- What you have to do -
Only lines holding the string "soir" are wanted; copy each one from the material.

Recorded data
• • •

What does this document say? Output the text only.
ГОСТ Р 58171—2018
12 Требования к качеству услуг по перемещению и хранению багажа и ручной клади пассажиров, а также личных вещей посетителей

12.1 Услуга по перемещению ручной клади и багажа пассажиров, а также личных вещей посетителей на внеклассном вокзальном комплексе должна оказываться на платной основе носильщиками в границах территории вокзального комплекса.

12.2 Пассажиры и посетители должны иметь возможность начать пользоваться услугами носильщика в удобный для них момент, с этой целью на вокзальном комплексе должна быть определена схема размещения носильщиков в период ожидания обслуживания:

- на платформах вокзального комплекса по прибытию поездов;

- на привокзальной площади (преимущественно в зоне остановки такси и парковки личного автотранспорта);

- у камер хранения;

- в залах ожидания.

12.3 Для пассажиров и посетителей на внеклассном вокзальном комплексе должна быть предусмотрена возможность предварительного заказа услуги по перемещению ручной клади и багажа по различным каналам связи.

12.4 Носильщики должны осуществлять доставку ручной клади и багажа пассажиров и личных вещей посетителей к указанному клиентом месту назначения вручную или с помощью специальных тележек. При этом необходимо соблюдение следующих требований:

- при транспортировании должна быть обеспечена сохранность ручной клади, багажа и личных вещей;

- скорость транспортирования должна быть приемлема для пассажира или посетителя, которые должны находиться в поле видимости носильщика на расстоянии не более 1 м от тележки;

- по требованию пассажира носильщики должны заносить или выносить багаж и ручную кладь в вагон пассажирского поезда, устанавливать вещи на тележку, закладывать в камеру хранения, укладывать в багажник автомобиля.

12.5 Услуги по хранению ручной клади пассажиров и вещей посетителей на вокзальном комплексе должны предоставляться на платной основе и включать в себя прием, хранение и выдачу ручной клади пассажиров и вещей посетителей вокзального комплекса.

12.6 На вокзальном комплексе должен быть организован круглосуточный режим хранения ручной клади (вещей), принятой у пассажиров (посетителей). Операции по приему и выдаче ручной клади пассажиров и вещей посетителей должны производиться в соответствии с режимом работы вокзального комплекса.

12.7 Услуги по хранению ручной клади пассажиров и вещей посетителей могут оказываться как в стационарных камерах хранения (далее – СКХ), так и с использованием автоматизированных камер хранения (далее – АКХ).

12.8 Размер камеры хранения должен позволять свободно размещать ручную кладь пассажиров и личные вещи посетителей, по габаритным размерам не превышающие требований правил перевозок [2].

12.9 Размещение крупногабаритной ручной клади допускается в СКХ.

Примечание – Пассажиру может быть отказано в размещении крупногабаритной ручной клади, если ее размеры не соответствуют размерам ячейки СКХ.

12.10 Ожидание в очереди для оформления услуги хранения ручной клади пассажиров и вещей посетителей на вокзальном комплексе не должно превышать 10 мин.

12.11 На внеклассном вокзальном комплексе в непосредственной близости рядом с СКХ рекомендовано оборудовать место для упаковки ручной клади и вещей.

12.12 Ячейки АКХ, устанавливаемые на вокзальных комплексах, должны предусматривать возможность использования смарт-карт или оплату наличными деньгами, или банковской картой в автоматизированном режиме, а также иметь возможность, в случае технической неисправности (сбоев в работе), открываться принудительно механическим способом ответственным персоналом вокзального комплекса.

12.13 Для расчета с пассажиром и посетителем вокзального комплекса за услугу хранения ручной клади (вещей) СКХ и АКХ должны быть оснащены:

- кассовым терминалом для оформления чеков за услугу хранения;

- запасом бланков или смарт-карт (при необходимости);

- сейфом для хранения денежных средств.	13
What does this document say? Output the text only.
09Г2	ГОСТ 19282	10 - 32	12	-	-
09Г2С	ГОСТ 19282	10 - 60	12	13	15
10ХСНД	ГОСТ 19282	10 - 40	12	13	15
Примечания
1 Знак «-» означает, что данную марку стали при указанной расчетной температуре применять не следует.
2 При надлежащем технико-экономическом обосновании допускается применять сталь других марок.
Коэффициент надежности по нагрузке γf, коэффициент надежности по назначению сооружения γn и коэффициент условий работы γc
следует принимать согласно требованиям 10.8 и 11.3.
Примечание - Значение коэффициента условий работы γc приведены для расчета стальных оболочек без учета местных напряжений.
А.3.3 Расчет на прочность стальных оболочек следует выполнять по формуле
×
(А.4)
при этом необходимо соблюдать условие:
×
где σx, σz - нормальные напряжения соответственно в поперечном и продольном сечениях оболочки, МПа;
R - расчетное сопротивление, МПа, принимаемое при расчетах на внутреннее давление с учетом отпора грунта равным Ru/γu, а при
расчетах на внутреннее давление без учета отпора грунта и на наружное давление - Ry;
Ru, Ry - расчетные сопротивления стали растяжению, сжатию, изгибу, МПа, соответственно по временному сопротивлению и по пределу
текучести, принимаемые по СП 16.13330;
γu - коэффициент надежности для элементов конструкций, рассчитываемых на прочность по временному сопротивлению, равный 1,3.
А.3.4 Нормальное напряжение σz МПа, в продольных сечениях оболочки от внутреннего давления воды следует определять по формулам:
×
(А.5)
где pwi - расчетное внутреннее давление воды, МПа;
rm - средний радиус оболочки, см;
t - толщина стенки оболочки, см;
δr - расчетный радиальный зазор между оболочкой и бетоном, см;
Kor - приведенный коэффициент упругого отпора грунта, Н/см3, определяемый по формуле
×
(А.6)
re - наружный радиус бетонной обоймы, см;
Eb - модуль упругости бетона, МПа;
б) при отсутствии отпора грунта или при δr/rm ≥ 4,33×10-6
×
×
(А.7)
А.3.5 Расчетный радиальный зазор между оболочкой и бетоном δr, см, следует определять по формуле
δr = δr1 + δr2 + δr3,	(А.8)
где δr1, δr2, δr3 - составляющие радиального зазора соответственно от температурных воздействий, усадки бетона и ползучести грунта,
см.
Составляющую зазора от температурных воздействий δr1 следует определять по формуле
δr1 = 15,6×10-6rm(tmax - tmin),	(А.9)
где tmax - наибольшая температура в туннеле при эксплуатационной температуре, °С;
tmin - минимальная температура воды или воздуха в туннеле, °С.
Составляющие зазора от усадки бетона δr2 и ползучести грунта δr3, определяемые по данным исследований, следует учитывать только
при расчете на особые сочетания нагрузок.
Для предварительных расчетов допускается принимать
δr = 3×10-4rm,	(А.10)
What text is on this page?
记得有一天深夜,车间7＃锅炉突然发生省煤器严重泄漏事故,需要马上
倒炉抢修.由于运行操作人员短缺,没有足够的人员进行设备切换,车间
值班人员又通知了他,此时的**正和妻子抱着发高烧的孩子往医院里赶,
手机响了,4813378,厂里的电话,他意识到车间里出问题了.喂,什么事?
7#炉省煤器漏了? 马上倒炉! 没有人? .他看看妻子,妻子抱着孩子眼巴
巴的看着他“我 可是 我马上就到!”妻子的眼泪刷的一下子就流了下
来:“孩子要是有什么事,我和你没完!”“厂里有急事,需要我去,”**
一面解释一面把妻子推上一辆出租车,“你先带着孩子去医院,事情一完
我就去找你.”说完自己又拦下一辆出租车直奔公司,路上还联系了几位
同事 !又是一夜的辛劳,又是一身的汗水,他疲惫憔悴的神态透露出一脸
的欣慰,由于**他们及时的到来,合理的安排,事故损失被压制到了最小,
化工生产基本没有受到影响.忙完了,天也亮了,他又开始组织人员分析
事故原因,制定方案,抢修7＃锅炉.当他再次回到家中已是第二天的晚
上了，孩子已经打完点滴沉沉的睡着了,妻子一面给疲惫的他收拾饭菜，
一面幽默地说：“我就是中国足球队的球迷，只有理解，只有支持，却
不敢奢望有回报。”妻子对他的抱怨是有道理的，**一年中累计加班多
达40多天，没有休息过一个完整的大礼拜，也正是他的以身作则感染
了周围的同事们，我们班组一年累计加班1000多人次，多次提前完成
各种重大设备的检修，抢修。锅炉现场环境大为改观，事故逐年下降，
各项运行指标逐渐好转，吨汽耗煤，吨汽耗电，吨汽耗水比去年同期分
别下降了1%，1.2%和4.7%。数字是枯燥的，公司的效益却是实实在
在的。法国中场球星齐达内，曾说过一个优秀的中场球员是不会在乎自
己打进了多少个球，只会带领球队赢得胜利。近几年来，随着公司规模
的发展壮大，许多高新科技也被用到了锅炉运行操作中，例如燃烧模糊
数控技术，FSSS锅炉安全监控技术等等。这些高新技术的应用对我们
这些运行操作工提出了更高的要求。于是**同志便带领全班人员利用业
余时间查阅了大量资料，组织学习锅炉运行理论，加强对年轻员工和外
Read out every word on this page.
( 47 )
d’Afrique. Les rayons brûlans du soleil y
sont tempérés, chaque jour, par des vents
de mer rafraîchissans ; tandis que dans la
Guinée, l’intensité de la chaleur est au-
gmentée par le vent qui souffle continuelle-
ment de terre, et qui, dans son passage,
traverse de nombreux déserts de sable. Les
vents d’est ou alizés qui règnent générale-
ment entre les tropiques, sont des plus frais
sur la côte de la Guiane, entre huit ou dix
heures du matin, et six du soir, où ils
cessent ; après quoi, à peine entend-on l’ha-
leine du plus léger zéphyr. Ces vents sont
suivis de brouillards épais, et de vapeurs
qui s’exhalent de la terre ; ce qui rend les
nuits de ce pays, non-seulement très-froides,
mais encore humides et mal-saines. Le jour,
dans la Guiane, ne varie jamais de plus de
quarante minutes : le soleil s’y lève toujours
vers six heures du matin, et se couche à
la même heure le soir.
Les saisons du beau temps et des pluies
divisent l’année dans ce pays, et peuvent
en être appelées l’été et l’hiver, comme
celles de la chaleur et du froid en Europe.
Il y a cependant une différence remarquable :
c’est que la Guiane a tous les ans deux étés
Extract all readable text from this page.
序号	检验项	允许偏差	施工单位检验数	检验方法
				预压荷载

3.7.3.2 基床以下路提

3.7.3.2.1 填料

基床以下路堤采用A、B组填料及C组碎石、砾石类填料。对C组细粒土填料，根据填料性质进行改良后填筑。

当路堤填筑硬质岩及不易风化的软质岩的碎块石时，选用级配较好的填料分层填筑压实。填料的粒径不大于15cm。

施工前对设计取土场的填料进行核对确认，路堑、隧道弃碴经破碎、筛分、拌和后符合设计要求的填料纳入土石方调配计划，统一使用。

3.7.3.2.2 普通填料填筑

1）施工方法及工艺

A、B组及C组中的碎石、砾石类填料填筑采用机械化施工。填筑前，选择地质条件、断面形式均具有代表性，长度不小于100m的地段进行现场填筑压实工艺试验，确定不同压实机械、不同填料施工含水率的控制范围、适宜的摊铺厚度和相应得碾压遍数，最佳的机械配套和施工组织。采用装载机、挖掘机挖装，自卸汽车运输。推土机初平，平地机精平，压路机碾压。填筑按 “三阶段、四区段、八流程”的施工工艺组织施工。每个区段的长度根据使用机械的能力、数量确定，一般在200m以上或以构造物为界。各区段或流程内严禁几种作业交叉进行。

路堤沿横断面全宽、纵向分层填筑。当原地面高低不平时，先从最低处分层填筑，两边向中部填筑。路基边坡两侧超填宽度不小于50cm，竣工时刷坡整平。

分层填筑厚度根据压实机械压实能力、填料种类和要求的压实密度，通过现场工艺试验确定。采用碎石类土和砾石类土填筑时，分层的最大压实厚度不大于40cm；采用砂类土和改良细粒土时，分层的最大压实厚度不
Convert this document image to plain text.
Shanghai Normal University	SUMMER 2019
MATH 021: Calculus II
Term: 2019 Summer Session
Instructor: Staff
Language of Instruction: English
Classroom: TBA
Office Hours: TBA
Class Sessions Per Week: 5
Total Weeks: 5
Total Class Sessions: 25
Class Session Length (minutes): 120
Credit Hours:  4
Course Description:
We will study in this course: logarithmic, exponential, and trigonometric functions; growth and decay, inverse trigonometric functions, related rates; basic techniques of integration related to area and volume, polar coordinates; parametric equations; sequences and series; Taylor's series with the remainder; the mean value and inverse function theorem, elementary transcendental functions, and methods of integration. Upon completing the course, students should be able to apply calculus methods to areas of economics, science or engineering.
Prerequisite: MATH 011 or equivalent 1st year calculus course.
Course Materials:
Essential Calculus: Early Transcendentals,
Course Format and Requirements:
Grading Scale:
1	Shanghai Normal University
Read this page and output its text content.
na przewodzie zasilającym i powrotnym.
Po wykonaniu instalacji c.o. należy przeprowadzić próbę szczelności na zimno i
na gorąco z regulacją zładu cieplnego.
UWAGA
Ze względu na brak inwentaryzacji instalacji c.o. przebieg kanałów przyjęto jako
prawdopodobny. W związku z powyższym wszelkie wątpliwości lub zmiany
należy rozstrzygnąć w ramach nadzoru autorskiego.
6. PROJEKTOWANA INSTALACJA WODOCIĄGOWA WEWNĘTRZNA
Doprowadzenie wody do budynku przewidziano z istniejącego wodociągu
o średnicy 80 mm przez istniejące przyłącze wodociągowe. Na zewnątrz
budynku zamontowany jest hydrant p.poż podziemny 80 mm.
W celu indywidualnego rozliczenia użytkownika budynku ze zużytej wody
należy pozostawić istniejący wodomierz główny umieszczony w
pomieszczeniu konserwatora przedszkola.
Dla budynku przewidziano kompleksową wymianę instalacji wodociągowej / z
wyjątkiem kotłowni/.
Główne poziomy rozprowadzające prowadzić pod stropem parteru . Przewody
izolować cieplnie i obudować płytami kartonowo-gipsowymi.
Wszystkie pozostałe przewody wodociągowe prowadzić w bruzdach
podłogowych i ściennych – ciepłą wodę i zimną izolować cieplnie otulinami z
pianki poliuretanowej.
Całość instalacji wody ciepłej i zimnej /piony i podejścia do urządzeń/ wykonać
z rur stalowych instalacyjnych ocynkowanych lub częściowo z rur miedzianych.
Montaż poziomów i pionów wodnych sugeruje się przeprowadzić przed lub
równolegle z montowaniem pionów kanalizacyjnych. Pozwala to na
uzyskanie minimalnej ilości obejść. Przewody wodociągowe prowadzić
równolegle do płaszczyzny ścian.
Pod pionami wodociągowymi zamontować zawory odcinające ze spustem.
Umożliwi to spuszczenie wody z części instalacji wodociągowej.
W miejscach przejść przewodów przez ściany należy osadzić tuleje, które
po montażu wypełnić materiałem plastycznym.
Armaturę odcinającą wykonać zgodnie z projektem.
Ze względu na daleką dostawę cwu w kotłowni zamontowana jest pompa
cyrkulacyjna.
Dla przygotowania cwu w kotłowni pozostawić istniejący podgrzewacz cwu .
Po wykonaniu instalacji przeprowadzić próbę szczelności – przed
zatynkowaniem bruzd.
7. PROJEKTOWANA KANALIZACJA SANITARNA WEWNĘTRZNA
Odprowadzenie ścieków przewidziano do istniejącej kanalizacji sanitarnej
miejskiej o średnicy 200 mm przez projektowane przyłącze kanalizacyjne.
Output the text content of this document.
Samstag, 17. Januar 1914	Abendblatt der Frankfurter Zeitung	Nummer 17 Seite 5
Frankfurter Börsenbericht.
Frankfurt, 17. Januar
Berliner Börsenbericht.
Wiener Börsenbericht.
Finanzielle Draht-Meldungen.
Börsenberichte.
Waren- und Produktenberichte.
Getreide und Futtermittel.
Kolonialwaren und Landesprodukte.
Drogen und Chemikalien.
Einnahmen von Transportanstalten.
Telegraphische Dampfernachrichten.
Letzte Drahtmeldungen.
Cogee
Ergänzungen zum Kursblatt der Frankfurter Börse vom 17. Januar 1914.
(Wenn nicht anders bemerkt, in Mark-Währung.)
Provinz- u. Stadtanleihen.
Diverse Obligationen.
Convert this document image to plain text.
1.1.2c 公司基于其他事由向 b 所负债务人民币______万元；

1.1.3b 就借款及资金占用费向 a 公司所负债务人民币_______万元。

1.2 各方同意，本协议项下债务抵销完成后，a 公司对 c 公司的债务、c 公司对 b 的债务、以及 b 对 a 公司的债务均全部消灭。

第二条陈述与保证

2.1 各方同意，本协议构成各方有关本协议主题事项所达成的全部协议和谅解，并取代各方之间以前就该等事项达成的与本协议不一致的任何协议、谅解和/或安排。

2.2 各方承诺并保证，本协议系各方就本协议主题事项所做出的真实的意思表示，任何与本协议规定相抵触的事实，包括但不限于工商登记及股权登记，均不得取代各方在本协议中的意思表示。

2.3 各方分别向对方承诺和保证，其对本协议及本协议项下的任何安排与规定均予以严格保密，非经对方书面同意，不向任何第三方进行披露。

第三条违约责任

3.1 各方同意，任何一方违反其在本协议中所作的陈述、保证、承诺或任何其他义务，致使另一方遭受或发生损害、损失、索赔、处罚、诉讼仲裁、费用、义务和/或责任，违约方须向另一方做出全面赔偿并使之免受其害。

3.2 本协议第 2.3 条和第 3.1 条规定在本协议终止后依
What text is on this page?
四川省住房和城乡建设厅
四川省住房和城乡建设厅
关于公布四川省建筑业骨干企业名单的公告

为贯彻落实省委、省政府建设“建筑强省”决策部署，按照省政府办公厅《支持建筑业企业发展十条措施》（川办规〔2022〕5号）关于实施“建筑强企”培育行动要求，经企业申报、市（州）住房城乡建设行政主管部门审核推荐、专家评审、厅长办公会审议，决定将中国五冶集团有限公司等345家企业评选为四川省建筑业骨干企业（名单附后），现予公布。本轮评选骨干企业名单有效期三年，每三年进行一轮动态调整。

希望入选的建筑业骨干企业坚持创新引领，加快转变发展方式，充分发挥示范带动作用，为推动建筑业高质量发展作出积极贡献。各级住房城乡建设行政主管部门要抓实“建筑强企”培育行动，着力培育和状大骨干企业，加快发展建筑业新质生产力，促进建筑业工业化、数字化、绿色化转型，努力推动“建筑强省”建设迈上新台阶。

• • •

- Task result -
heures du matin, et six du soir, où ils
la même heure le soir.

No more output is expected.